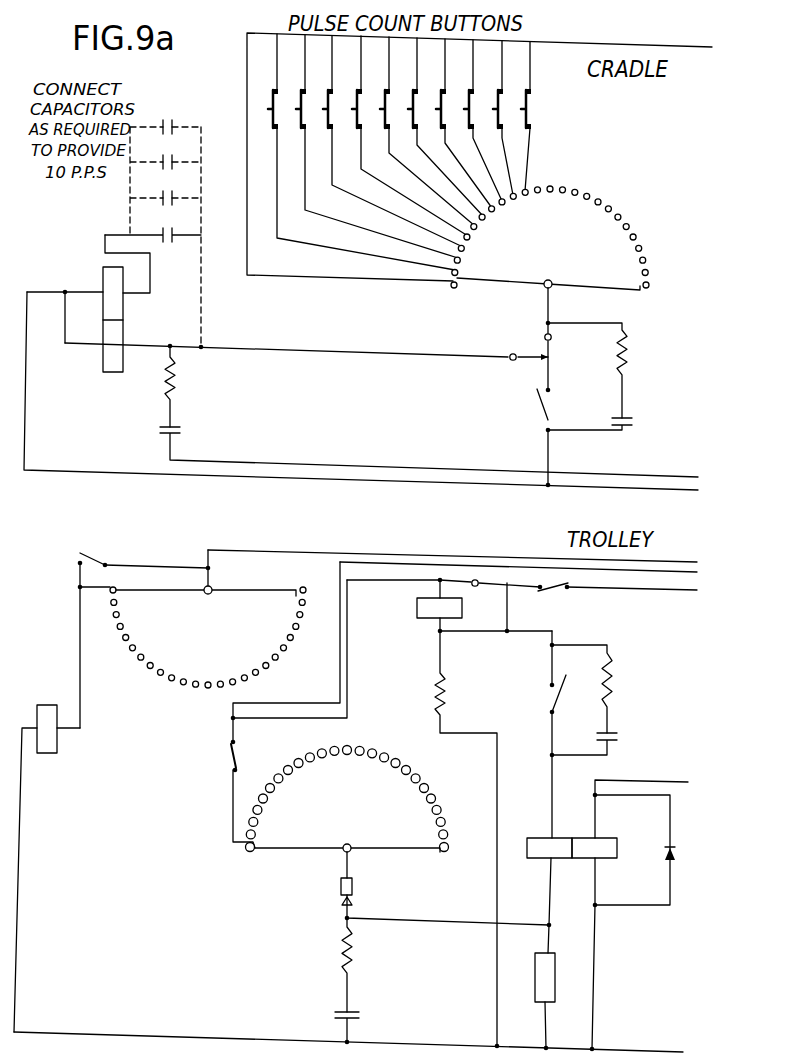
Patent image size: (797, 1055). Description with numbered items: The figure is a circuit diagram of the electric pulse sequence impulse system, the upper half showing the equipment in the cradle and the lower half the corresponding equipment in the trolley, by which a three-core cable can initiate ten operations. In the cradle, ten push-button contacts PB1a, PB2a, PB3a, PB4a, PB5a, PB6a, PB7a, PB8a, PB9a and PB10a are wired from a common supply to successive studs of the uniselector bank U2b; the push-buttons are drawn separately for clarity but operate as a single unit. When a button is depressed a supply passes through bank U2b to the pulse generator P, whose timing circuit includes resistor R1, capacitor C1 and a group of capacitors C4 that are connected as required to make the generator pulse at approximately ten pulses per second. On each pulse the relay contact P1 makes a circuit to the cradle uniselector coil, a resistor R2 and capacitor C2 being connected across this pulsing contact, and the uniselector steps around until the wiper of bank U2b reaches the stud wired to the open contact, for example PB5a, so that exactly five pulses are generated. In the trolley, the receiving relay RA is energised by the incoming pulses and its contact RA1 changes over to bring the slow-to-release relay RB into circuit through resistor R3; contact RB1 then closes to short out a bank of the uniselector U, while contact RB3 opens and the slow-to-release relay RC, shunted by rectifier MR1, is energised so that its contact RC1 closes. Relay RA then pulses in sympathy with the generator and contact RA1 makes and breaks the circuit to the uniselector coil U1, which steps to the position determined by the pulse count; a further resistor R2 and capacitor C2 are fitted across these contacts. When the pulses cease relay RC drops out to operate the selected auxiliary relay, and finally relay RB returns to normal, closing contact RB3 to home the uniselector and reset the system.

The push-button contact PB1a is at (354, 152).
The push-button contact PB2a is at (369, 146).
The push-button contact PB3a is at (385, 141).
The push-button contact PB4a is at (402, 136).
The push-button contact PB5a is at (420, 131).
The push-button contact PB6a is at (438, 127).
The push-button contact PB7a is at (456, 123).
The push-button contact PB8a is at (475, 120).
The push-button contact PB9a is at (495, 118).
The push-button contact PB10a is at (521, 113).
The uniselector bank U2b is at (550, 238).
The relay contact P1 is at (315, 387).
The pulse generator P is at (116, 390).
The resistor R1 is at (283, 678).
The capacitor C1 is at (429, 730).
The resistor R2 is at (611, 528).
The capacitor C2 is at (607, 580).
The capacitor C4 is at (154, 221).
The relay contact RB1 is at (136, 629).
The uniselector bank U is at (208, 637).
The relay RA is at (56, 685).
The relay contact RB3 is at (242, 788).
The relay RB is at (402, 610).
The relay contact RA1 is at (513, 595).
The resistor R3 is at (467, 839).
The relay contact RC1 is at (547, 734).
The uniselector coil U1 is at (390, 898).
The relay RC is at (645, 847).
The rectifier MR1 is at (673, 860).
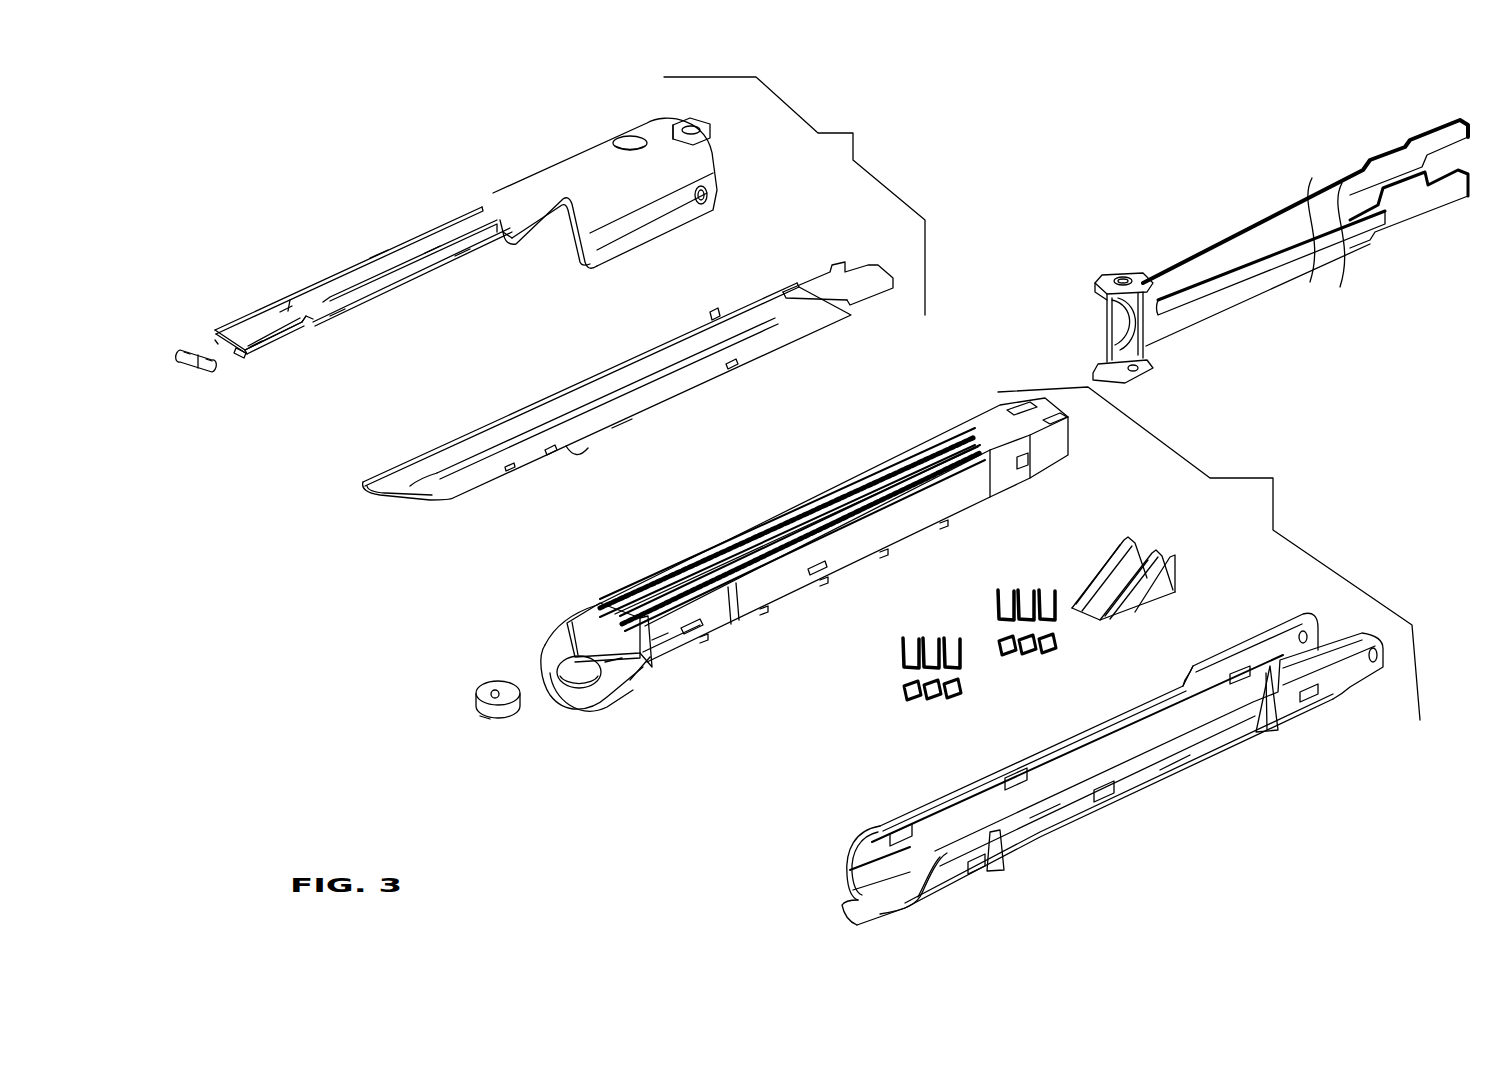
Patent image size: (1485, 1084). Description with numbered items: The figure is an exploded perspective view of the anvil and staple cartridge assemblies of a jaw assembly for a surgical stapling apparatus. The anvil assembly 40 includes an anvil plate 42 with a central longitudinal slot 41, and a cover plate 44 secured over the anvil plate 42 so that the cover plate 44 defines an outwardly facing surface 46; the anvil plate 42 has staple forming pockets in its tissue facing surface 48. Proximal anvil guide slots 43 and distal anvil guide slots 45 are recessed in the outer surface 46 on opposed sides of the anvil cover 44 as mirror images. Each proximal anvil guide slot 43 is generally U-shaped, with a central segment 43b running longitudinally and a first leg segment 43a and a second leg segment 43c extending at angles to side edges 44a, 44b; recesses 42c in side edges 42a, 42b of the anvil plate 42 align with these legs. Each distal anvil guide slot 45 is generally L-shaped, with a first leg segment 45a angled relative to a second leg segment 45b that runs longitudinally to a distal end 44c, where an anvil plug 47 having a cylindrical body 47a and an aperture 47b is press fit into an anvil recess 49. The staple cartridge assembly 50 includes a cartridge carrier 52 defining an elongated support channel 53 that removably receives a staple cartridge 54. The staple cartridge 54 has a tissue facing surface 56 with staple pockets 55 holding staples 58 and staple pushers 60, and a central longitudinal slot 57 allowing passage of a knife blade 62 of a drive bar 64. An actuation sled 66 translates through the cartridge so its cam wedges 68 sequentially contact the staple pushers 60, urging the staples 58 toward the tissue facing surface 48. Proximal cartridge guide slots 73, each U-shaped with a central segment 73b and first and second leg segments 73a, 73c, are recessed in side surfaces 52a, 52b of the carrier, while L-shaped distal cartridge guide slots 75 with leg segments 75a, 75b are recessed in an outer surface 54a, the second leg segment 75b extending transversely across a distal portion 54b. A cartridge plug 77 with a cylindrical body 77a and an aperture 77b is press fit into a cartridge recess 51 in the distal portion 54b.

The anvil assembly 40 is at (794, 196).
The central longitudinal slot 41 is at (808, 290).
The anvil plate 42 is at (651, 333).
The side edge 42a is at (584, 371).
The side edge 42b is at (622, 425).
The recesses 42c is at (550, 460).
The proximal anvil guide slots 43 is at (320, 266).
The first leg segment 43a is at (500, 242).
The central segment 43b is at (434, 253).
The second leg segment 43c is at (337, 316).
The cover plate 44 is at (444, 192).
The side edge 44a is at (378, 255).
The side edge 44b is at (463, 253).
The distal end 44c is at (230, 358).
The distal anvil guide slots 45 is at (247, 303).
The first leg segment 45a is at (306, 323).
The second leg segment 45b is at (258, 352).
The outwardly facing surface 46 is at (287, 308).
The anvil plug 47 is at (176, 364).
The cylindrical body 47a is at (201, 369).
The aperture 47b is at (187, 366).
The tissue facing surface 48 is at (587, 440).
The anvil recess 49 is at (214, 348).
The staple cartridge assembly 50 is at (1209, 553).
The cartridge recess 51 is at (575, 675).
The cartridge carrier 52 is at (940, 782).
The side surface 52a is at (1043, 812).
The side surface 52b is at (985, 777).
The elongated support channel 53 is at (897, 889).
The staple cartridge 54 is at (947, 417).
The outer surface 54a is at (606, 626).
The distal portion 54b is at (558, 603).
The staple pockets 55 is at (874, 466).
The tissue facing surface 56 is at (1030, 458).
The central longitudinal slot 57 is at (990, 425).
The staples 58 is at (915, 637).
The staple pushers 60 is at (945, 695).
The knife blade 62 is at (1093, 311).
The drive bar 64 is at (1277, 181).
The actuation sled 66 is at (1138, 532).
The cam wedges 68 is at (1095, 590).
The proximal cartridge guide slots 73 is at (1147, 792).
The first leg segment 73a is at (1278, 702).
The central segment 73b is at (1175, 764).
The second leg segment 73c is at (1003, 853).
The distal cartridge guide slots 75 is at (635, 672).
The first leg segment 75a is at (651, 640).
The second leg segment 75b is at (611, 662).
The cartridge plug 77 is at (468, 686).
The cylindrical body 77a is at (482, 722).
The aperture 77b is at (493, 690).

※ ※ ※

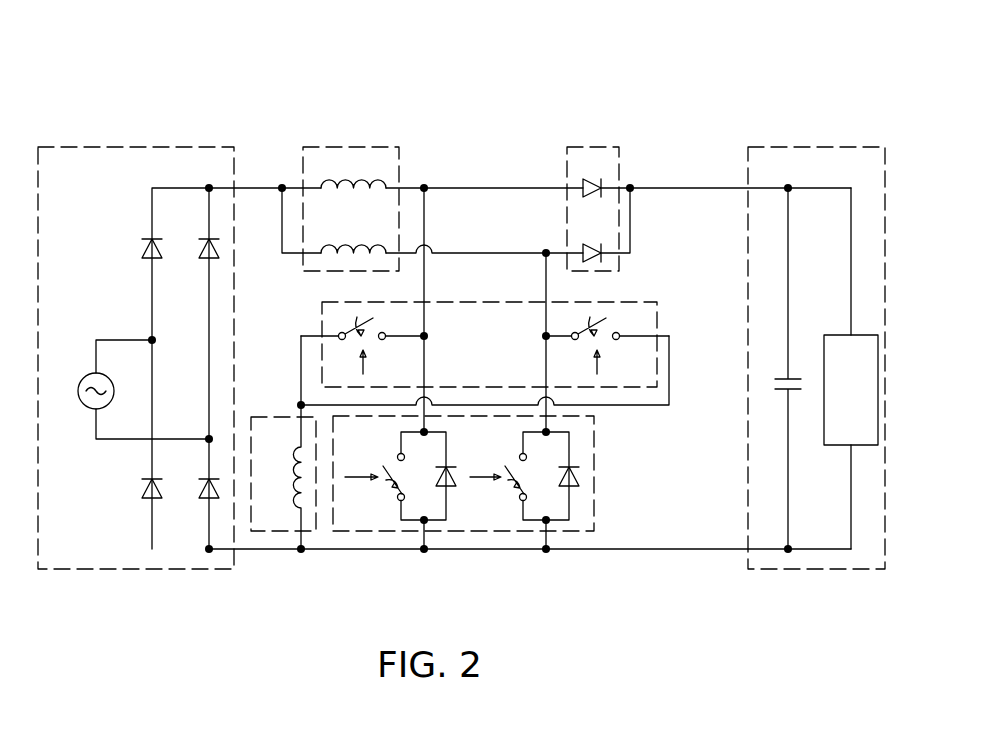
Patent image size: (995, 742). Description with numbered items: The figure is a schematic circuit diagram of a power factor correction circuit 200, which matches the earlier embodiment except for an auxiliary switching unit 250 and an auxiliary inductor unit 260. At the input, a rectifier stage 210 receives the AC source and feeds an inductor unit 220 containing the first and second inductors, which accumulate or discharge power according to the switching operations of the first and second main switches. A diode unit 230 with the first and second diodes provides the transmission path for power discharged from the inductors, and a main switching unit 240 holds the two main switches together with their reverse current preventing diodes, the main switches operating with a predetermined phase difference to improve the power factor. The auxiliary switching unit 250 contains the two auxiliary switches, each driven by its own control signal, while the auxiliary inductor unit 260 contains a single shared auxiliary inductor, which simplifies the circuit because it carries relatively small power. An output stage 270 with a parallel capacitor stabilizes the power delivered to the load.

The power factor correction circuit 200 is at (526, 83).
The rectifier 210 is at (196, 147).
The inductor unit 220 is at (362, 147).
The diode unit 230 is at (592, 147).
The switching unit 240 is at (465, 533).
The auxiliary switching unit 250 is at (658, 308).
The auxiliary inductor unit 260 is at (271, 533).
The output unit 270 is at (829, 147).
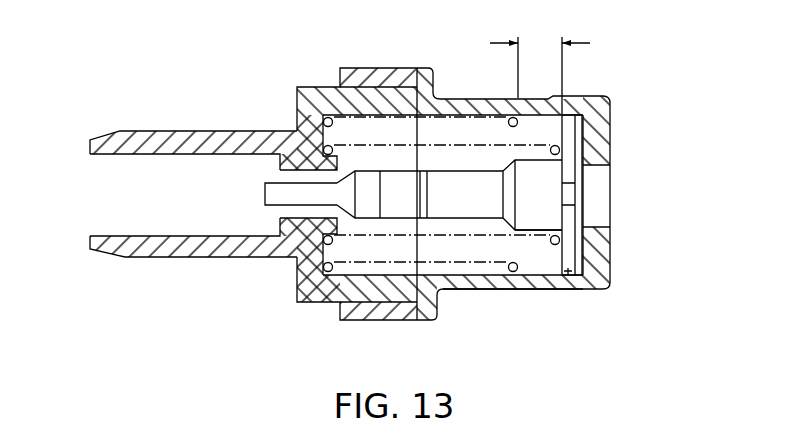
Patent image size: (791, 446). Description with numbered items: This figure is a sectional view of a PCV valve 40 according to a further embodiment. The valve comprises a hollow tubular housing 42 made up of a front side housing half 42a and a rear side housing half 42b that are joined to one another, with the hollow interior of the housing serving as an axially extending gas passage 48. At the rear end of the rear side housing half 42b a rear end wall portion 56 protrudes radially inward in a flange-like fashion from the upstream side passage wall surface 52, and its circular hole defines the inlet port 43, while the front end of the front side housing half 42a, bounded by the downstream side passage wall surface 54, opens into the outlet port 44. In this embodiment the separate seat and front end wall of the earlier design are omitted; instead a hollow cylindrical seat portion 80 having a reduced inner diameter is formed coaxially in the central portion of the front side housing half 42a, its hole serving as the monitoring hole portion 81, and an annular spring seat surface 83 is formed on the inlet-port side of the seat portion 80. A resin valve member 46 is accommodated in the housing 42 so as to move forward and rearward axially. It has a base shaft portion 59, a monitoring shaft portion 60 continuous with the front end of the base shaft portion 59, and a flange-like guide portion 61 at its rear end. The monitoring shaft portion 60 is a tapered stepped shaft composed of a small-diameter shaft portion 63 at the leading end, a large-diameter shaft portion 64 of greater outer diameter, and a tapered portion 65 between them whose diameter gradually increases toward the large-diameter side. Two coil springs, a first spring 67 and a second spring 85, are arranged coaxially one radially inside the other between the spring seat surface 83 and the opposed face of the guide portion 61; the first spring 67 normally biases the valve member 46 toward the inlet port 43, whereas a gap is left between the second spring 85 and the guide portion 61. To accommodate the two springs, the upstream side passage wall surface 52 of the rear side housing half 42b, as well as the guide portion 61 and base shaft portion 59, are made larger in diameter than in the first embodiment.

※ ※ ※

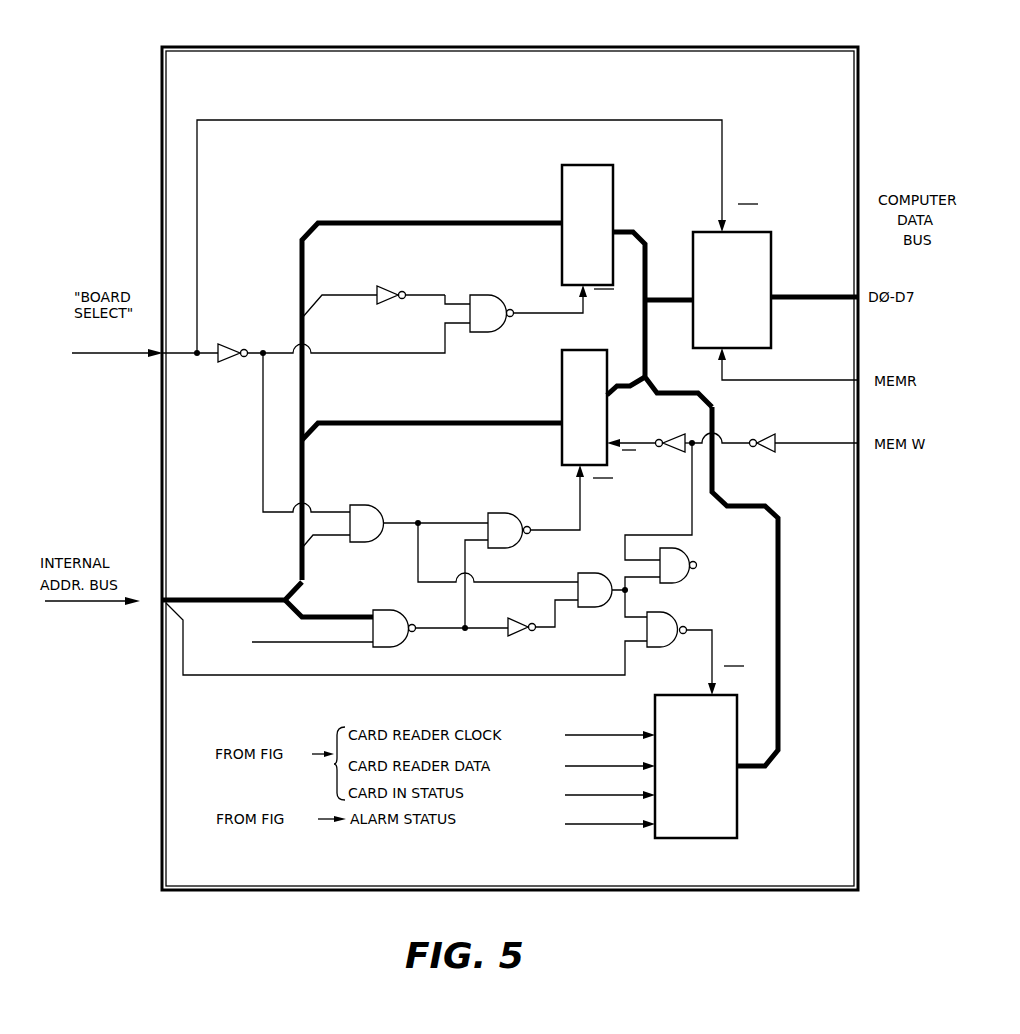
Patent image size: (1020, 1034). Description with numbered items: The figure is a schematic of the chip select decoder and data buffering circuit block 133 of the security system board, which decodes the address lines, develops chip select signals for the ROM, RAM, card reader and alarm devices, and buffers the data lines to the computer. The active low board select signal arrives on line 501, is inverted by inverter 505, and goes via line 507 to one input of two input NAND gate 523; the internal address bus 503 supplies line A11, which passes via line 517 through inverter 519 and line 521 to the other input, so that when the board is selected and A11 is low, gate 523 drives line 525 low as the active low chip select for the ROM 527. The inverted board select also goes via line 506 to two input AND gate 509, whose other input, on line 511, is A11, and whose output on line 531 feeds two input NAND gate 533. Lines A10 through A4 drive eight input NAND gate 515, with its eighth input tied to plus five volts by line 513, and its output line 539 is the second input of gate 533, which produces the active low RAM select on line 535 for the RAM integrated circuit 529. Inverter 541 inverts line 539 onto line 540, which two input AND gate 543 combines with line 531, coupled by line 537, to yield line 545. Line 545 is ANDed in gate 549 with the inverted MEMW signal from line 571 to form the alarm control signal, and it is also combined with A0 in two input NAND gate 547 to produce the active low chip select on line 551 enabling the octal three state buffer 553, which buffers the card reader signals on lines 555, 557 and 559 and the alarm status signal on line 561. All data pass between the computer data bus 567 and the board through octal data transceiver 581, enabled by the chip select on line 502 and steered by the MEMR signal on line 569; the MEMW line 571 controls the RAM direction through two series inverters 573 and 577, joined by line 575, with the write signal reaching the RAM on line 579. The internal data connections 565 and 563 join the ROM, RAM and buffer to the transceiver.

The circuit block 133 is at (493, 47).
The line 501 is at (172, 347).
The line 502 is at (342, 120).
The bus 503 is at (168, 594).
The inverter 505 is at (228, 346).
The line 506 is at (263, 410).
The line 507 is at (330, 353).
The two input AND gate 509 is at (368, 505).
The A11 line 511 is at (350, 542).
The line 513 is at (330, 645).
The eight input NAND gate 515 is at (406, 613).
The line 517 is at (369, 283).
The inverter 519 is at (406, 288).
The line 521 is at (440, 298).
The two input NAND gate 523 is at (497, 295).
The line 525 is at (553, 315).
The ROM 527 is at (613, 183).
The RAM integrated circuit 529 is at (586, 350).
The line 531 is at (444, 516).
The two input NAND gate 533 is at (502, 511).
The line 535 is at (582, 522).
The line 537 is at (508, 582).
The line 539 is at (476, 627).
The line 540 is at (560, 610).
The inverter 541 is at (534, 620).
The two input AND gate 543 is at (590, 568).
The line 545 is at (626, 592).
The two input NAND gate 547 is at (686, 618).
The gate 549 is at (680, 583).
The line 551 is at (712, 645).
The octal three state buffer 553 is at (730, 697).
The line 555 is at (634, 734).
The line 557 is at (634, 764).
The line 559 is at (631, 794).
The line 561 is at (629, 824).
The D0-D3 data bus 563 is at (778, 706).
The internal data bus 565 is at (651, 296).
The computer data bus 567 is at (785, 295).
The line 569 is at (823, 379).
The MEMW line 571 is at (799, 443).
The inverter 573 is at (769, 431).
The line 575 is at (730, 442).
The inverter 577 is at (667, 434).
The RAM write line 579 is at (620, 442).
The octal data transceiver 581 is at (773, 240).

※ ※ ※

* Qué se pide:
Transcribe sin ningún cambio las líneas del listado: empieza por la línea que contiene "Patent image size: (797, 1055)." y detente después de la línea que contiene "The push-button contact PB6a".

* Resultado:
Patent image size: (797, 1055). Description with numbered items: The figure is a circuit diagram of the electric pulse sequence impulse system, the upper half showing the equipment in the cradle and the lower half the corresponding equipment in the trolley, by which a three-core cable can initiate ten operations. In the cradle, ten push-button contacts PB1a, PB2a, PB3a, PB4a, PB5a, PB6a, PB7a, PB8a, PB9a and PB10a are wired from a common supply to successive studs of the uniselector bank U2b; the push-buttons are drawn separately for clarity but operate as a single unit. When a button is depressed a supply passes through bank U2b to the pulse generator P, whose timing circuit includes resistor R1, capacitor C1 and a group of capacitors C4 that are connected as required to make the generator pulse at approximately ten pulses per second. On each pulse the relay contact P1 makes a circuit to the cradle uniselector coil, a resistor R2 and capacitor C2 being connected across this pulsing contact, and the uniselector steps around until the wiper of bank U2b reaches the stud wired to the open contact, for example PB5a, so that exactly five pulses are generated. In the trolley, the receiving relay RA is energised by the incoming pulses and its contact RA1 changes over to bring the slow-to-release relay RB into circuit through resistor R3; contact RB1 then closes to short out a bank of the uniselector U, while contact RB3 opens and the slow-to-release relay RC, shunted by rectifier MR1, is energised so that its contact RC1 closes. Relay RA then pulses in sympathy with the generator and contact RA1 makes and breaks the circuit to the uniselector coil U1, which steps to the position determined by the pulse count; a further resistor R2 and capacitor C2 are fitted across these contacts. When the pulses cease relay RC drops out to operate the selected auxiliary relay, and finally relay RB returns to normal, closing contact RB3 to home the uniselector and reset the system.

The push-button contact PB1a is at (354, 152).
The push-button contact PB2a is at (369, 146).
The push-button contact PB3a is at (385, 141).
The push-button contact PB4a is at (402, 136).
The push-button contact PB5a is at (420, 131).
The push-button contact PB6a is at (438, 127).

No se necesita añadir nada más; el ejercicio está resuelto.